> Your objective
Output an exact reproduction of the data.

> Supplied data
○ ○ ○ ○ ○ ○ ○

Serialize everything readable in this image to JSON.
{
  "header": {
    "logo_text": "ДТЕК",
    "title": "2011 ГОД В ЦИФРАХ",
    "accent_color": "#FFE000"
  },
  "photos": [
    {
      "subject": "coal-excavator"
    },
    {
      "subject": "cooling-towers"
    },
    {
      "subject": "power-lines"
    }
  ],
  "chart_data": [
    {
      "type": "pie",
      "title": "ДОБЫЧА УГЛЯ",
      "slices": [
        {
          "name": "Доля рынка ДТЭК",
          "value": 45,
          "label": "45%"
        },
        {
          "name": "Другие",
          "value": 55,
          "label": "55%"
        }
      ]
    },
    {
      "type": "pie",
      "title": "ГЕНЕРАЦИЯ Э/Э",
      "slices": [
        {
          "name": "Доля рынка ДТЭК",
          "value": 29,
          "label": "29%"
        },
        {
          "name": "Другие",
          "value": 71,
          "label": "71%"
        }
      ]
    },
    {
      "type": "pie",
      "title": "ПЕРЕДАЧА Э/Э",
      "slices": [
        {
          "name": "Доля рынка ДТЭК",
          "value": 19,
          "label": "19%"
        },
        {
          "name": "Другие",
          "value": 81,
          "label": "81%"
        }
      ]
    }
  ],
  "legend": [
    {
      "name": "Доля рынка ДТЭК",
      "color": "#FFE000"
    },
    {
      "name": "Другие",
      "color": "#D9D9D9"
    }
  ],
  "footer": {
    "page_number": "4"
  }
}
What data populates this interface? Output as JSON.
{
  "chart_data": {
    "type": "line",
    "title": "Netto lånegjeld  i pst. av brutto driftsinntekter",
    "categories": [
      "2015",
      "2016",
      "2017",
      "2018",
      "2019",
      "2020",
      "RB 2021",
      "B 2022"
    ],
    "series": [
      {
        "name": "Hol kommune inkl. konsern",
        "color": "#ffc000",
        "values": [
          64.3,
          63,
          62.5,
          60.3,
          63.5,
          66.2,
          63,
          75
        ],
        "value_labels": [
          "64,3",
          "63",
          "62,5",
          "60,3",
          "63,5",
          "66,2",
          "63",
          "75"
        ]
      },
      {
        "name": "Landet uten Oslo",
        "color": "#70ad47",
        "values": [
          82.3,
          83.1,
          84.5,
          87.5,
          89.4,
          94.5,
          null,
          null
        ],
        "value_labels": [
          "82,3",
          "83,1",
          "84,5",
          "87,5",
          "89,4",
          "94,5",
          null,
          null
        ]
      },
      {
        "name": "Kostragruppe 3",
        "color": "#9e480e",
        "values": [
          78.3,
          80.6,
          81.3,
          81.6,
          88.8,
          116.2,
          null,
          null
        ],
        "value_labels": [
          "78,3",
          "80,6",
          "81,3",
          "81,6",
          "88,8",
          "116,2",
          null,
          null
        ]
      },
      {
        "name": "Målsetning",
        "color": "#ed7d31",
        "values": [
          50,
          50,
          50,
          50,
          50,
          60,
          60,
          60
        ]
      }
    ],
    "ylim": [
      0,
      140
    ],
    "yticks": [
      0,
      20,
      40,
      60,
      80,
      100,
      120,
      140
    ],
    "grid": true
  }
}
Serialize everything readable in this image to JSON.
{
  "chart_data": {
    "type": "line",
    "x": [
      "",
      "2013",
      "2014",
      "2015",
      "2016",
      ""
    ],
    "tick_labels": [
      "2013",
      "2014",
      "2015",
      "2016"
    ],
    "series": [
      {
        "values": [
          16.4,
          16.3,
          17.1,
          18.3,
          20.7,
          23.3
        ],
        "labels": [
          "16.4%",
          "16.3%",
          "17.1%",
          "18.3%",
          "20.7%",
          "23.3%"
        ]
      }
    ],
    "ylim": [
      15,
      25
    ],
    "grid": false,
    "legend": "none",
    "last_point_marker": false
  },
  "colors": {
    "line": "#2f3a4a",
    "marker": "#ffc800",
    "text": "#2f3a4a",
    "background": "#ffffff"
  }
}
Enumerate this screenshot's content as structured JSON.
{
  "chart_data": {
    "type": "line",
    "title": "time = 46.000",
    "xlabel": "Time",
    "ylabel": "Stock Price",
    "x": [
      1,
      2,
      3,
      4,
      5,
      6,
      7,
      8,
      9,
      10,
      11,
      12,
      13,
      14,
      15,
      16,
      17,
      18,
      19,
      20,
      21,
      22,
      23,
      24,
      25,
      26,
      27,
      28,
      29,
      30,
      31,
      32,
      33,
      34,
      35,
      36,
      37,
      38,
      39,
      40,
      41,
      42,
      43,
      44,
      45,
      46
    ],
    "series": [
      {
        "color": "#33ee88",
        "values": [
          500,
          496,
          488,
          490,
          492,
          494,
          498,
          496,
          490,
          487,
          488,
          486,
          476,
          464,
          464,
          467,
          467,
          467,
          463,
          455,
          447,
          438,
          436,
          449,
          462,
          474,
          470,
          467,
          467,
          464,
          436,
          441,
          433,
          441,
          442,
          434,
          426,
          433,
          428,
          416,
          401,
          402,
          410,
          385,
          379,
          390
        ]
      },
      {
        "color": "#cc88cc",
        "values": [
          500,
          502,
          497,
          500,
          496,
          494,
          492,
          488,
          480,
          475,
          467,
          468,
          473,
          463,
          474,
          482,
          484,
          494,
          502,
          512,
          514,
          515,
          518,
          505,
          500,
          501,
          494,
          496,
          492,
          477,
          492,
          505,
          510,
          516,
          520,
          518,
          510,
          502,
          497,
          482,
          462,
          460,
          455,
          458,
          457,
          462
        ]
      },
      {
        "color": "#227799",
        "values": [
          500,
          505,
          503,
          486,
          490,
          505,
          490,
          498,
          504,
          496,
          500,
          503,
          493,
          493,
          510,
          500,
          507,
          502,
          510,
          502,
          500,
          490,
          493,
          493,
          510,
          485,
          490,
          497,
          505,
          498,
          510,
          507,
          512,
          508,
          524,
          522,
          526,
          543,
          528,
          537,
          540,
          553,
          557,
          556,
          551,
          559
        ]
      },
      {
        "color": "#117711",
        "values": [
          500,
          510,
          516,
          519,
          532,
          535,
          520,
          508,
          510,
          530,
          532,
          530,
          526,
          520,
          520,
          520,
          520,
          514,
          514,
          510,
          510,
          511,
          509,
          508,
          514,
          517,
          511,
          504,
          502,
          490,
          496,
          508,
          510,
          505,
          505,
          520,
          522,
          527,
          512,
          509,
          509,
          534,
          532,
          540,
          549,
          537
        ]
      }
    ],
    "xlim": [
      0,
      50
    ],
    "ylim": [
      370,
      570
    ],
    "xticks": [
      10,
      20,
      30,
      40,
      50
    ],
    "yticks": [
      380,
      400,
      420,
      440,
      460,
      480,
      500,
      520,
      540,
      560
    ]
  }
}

○ ○ ○ ○ ○ ○ ○

> Worked answer
Serialize everything readable in this image to JSON.
{
  "header": {
    "logo_text": "ДТЕК",
    "title": "2011 ГОД В ЦИФРАХ",
    "accent_color": "#FFE000"
  },
  "photos": [
    {
      "subject": "coal-excavator"
    },
    {
      "subject": "cooling-towers"
    },
    {
      "subject": "power-lines"
    }
  ],
  "chart_data": [
    {
      "type": "pie",
      "title": "ДОБЫЧА УГЛЯ",
      "slices": [
        {
          "name": "Доля рынка ДТЭК",
          "value": 45,
          "label": "45%"
        },
        {
          "name": "Другие",
          "value": 55,
          "label": "55%"
        }
      ]
    },
    {
      "type": "pie",
      "title": "ГЕНЕРАЦИЯ Э/Э",
      "slices": [
        {
          "name": "Доля рынка ДТЭК",
          "value": 29,
          "label": "29%"
        },
        {
          "name": "Другие",
          "value": 71,
          "label": "71%"
        }
      ]
    },
    {
      "type": "pie",
      "title": "ПЕРЕДАЧА Э/Э",
      "slices": [
        {
          "name": "Доля рынка ДТЭК",
          "value": 19,
          "label": "19%"
        },
        {
          "name": "Другие",
          "value": 81,
          "label": "81%"
        }
      ]
    }
  ],
  "legend": [
    {
      "name": "Доля рынка ДТЭК",
      "color": "#FFE000"
    },
    {
      "name": "Другие",
      "color": "#D9D9D9"
    }
  ],
  "footer": {
    "page_number": "4"
  }
}
What data populates this interface? Output as JSON.
{
  "chart_data": {
    "type": "line",
    "title": "Netto lånegjeld  i pst. av brutto driftsinntekter",
    "categories": [
      "2015",
      "2016",
      "2017",
      "2018",
      "2019",
      "2020",
      "RB 2021",
      "B 2022"
    ],
    "series": [
      {
        "name": "Hol kommune inkl. konsern",
        "color": "#ffc000",
        "values": [
          64.3,
          63,
          62.5,
          60.3,
          63.5,
          66.2,
          63,
          75
        ],
        "value_labels": [
          "64,3",
          "63",
          "62,5",
          "60,3",
          "63,5",
          "66,2",
          "63",
          "75"
        ]
      },
      {
        "name": "Landet uten Oslo",
        "color": "#70ad47",
        "values": [
          82.3,
          83.1,
          84.5,
          87.5,
          89.4,
          94.5,
          null,
          null
        ],
        "value_labels": [
          "82,3",
          "83,1",
          "84,5",
          "87,5",
          "89,4",
          "94,5",
          null,
          null
        ]
      },
      {
        "name": "Kostragruppe 3",
        "color": "#9e480e",
        "values": [
          78.3,
          80.6,
          81.3,
          81.6,
          88.8,
          116.2,
          null,
          null
        ],
        "value_labels": [
          "78,3",
          "80,6",
          "81,3",
          "81,6",
          "88,8",
          "116,2",
          null,
          null
        ]
      },
      {
        "name": "Målsetning",
        "color": "#ed7d31",
        "values": [
          50,
          50,
          50,
          50,
          50,
          60,
          60,
          60
        ]
      }
    ],
    "ylim": [
      0,
      140
    ],
    "yticks": [
      0,
      20,
      40,
      60,
      80,
      100,
      120,
      140
    ],
    "grid": true
  }
}
Serialize everything readable in this image to JSON.
{
  "chart_data": {
    "type": "line",
    "x": [
      "",
      "2013",
      "2014",
      "2015",
      "2016",
      ""
    ],
    "tick_labels": [
      "2013",
      "2014",
      "2015",
      "2016"
    ],
    "series": [
      {
        "values": [
          16.4,
          16.3,
          17.1,
          18.3,
          20.7,
          23.3
        ],
        "labels": [
          "16.4%",
          "16.3%",
          "17.1%",
          "18.3%",
          "20.7%",
          "23.3%"
        ]
      }
    ],
    "ylim": [
      15,
      25
    ],
    "grid": false,
    "legend": "none",
    "last_point_marker": false
  },
  "colors": {
    "line": "#2f3a4a",
    "marker": "#ffc800",
    "text": "#2f3a4a",
    "background": "#ffffff"
  }
}
Enumerate this screenshot's content as structured JSON.
{
  "chart_data": {
    "type": "line",
    "title": "time = 46.000",
    "xlabel": "Time",
    "ylabel": "Stock Price",
    "x": [
      1,
      2,
      3,
      4,
      5,
      6,
      7,
      8,
      9,
      10,
      11,
      12,
      13,
      14,
      15,
      16,
      17,
      18,
      19,
      20,
      21,
      22,
      23,
      24,
      25,
      26,
      27,
      28,
      29,
      30,
      31,
      32,
      33,
      34,
      35,
      36,
      37,
      38,
      39,
      40,
      41,
      42,
      43,
      44,
      45,
      46
    ],
    "series": [
      {
        "color": "#33ee88",
        "values": [
          500,
          496,
          488,
          490,
          492,
          494,
          498,
          496,
          490,
          487,
          488,
          486,
          476,
          464,
          464,
          467,
          467,
          467,
          463,
          455,
          447,
          438,
          436,
          449,
          462,
          474,
          470,
          467,
          467,
          464,
          436,
          441,
          433,
          441,
          442,
          434,
          426,
          433,
          428,
          416,
          401,
          402,
          410,
          385,
          379,
          390
        ]
      },
      {
        "color": "#cc88cc",
        "values": [
          500,
          502,
          497,
          500,
          496,
          494,
          492,
          488,
          480,
          475,
          467,
          468,
          473,
          463,
          474,
          482,
          484,
          494,
          502,
          512,
          514,
          515,
          518,
          505,
          500,
          501,
          494,
          496,
          492,
          477,
          492,
          505,
          510,
          516,
          520,
          518,
          510,
          502,
          497,
          482,
          462,
          460,
          455,
          458,
          457,
          462
        ]
      },
      {
        "color": "#227799",
        "values": [
          500,
          505,
          503,
          486,
          490,
          505,
          490,
          498,
          504,
          496,
          500,
          503,
          493,
          493,
          510,
          500,
          507,
          502,
          510,
          502,
          500,
          490,
          493,
          493,
          510,
          485,
          490,
          497,
          505,
          498,
          510,
          507,
          512,
          508,
          524,
          522,
          526,
          543,
          528,
          537,
          540,
          553,
          557,
          556,
          551,
          559
        ]
      },
      {
        "color": "#117711",
        "values": [
          500,
          510,
          516,
          519,
          532,
          535,
          520,
          508,
          510,
          530,
          532,
          530,
          526,
          520,
          520,
          520,
          520,
          514,
          514,
          510,
          510,
          511,
          509,
          508,
          514,
          517,
          511,
          504,
          502,
          490,
          496,
          508,
          510,
          505,
          505,
          520,
          522,
          527,
          512,
          509,
          509,
          534,
          532,
          540,
          549,
          537
        ]
      }
    ],
    "xlim": [
      0,
      50
    ],
    "ylim": [
      370,
      570
    ],
    "xticks": [
      10,
      20,
      30,
      40,
      50
    ],
    "yticks": [
      380,
      400,
      420,
      440,
      460,
      480,
      500,
      520,
      540,
      560
    ]
  }
}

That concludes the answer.